#### [Information provided]
※ ※ ※

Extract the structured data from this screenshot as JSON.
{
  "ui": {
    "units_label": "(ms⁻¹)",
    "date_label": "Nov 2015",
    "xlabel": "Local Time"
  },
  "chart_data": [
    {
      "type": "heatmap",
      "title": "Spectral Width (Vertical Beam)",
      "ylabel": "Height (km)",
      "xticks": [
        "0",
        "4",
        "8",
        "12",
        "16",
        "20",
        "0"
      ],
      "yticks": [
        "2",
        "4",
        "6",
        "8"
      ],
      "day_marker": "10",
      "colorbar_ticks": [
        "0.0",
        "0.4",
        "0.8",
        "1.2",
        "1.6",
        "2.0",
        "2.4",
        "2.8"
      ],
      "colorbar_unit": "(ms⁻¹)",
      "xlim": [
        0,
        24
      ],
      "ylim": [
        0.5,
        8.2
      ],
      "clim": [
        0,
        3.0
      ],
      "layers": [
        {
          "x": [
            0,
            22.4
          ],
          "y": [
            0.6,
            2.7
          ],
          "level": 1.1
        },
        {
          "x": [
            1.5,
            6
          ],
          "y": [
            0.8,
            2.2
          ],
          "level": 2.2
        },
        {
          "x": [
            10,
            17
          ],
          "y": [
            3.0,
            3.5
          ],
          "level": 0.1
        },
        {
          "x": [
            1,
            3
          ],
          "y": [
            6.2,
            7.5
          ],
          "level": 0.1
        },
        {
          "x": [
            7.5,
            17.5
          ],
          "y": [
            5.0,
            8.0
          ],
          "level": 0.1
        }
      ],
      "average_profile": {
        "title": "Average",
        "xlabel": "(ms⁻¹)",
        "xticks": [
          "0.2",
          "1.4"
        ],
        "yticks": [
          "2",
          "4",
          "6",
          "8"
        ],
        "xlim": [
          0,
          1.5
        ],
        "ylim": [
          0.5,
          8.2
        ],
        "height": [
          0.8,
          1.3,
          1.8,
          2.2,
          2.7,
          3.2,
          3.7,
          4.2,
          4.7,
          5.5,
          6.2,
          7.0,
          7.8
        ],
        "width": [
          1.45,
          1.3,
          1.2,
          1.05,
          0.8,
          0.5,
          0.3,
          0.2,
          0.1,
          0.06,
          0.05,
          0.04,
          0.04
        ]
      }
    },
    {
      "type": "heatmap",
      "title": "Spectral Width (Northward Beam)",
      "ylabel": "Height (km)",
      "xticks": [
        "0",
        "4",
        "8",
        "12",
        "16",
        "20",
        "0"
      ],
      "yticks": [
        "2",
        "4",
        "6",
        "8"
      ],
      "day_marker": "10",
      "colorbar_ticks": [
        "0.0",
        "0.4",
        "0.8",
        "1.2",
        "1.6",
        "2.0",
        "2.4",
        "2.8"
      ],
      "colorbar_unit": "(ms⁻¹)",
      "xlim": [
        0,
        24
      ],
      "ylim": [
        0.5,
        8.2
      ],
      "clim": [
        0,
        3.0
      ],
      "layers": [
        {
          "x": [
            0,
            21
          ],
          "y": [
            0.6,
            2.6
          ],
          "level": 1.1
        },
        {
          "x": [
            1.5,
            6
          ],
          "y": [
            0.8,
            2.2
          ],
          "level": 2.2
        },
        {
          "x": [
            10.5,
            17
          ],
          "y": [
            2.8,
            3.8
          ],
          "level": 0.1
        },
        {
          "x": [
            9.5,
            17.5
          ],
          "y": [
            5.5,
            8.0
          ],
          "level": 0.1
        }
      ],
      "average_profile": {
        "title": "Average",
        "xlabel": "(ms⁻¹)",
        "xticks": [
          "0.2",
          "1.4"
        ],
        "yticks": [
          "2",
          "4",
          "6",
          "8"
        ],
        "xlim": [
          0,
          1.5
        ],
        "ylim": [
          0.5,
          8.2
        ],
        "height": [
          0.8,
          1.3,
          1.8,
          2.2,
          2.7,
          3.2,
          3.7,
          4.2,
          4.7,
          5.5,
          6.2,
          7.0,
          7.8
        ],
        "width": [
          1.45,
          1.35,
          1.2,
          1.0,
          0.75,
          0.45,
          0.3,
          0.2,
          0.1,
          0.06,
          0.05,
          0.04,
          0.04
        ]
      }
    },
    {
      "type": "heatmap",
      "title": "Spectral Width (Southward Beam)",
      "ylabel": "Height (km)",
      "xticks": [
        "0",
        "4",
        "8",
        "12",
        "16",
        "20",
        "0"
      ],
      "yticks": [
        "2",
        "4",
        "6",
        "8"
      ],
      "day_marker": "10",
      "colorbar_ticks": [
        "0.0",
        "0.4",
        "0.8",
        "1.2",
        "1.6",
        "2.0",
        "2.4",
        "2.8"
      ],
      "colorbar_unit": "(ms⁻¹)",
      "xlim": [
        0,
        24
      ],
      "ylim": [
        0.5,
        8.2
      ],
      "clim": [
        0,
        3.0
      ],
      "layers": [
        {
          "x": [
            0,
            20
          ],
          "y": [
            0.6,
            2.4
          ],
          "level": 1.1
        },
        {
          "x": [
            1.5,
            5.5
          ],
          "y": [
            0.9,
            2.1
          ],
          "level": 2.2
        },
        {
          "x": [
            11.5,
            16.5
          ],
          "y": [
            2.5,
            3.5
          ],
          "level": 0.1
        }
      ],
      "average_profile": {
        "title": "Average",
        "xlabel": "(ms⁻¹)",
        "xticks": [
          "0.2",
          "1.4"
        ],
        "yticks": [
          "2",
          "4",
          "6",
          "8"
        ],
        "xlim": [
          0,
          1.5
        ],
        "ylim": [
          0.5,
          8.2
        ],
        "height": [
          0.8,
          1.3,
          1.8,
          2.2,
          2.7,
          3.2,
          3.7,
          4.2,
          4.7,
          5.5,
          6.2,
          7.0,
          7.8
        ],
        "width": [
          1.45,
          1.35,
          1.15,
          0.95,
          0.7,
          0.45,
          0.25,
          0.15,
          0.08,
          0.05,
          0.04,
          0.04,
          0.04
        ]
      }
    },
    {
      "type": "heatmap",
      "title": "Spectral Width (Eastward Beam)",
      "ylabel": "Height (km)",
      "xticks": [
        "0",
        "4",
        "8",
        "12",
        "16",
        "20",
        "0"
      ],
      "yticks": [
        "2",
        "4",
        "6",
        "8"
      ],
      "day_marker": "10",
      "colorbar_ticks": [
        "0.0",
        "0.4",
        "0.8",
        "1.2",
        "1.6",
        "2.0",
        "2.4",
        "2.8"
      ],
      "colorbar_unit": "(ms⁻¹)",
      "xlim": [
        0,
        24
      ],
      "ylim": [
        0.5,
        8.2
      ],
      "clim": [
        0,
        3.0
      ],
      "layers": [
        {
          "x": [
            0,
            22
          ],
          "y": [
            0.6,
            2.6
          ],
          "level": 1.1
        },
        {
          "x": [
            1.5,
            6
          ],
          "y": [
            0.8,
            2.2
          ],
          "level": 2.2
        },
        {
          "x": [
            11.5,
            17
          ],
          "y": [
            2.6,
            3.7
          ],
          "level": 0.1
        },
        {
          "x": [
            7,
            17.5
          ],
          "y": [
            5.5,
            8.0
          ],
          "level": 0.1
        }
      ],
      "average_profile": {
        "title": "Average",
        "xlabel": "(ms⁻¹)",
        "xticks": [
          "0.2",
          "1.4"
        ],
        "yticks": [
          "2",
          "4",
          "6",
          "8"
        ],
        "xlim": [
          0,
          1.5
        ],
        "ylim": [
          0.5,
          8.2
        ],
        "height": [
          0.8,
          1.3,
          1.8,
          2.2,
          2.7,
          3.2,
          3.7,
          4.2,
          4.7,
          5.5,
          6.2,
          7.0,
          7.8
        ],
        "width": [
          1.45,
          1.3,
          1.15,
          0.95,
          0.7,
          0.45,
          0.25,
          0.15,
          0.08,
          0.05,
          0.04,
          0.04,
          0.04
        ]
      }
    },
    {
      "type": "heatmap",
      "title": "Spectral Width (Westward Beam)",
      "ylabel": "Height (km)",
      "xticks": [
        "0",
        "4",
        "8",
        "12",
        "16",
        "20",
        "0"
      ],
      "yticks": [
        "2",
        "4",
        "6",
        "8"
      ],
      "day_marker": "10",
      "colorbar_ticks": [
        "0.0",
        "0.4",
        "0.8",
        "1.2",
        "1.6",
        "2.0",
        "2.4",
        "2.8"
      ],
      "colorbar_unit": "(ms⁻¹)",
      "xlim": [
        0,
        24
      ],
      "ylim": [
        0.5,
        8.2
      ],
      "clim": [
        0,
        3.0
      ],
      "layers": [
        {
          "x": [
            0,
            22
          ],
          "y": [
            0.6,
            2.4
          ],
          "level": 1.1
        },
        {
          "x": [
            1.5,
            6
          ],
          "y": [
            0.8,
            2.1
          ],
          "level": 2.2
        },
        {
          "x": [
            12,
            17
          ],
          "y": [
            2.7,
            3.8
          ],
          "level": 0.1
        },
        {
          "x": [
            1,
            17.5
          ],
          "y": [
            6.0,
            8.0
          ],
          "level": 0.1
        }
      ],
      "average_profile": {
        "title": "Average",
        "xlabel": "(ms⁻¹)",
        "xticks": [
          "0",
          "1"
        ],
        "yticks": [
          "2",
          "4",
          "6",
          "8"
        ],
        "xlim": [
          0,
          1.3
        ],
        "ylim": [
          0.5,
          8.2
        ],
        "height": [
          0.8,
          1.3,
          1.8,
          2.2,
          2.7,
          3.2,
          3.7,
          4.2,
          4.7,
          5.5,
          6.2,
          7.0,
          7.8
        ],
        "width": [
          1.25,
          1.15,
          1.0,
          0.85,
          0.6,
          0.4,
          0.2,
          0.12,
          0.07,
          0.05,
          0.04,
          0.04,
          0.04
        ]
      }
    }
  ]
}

※ ※ ※

#### [Exercise directions]
Go through the data above and find the lines with the word "Spectral". Copy each of those lines.

#### [Written reply]
      "title": "Spectral Width (Vertical Beam)",
      "title": "Spectral Width (Northward Beam)",
      "title": "Spectral Width (Southward Beam)",
      "title": "Spectral Width (Eastward Beam)",
      "title": "Spectral Width (Westward Beam)",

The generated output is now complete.